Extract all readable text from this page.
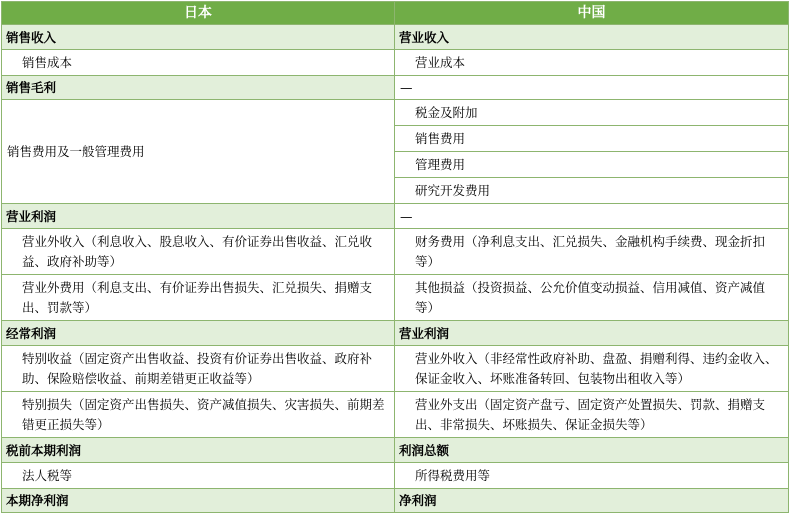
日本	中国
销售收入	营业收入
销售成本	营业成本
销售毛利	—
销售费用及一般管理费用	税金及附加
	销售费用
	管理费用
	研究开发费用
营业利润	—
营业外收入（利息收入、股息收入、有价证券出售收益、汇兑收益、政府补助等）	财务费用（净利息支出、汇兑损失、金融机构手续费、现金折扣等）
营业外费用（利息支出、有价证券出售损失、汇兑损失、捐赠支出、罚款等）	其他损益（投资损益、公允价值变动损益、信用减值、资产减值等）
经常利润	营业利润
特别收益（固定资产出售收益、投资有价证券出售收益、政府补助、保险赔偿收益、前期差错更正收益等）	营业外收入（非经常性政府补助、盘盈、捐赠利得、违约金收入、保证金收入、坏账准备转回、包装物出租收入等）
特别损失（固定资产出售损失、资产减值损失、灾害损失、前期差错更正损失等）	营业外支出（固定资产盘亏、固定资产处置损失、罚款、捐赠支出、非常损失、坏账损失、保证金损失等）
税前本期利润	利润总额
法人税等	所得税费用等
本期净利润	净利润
+++
## Written exercise
Say how many lines hold the word "营业外收入", giving the number and nothing else.

## Answer
2